**TASK REQUIREMENTS**
Go through the entries below and pick out every line with "this".

=== DATA SHOWN ===

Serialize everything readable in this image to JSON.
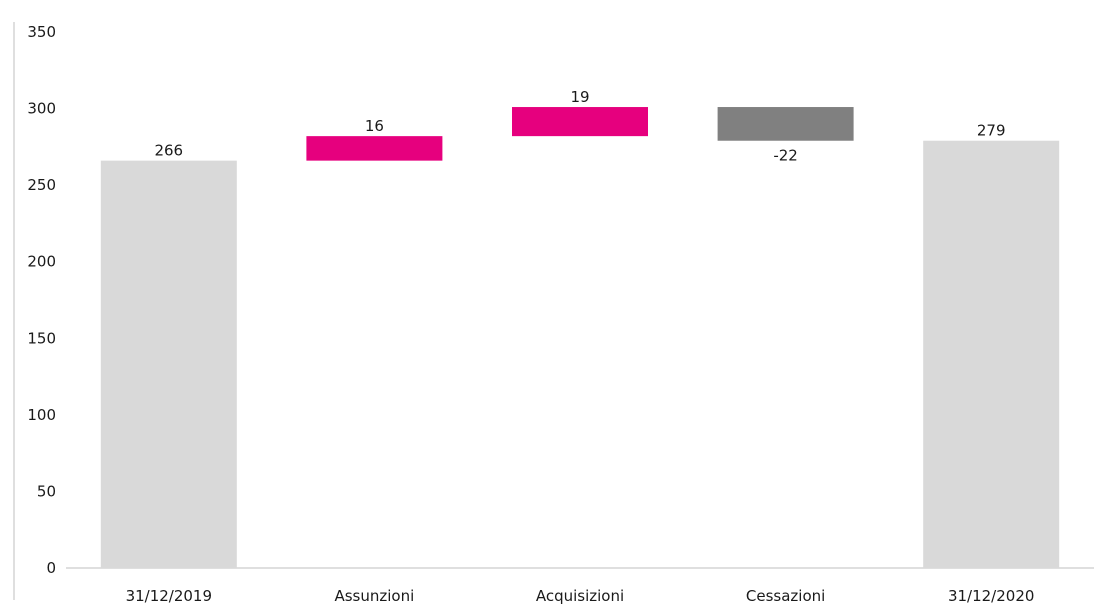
{
  "chart_data": {
    "type": "bar",
    "subtype": "waterfall",
    "categories": [
      "31/12/2019",
      "Assunzioni",
      "Acquisizioni",
      "Cessazioni",
      "31/12/2020"
    ],
    "values": [
      266,
      16,
      19,
      -22,
      279
    ],
    "bar_kind": [
      "total",
      "delta",
      "delta",
      "delta",
      "total"
    ],
    "data_labels": [
      "266",
      "16",
      "19",
      "-22",
      "279"
    ],
    "yticks": [
      "0",
      "50",
      "100",
      "150",
      "200",
      "250",
      "300",
      "350"
    ],
    "ylim": [
      0,
      350
    ],
    "grid": false,
    "legend": "none",
    "colors": {
      "total": "#d9d9d9",
      "increase": "#e6007e",
      "decrease": "#808080",
      "axis": "#bfbfbf",
      "text": "#1a1a1a"
    }
  }
}
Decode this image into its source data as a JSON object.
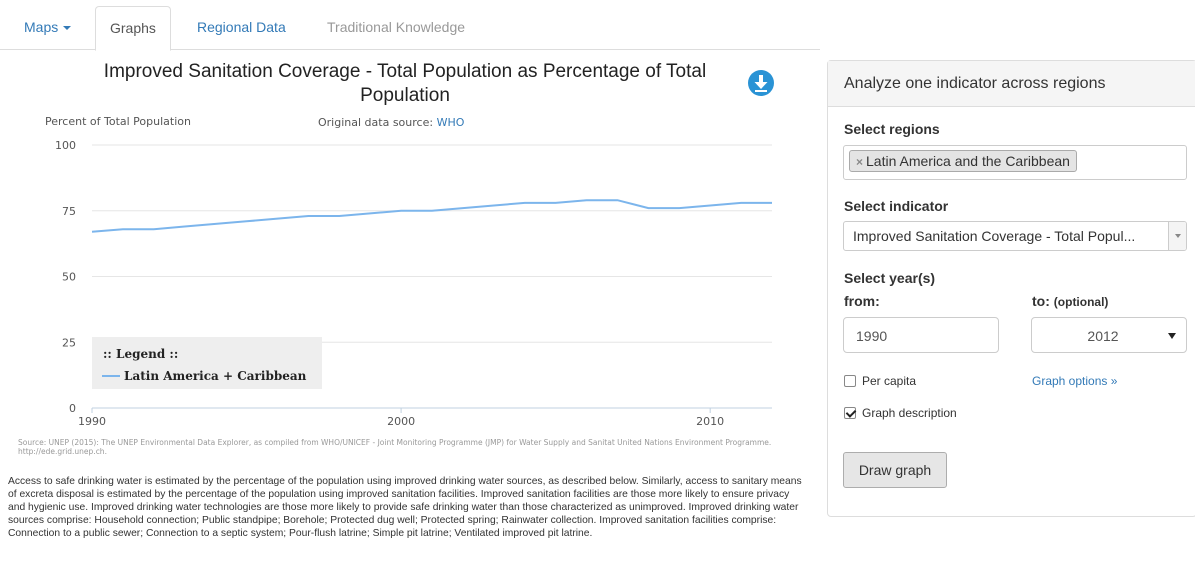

===

**SOLUTION TO THE EXERCISE**
Serialize everything readable in this image to JSON.
Decode this image into its source data as a JSON object.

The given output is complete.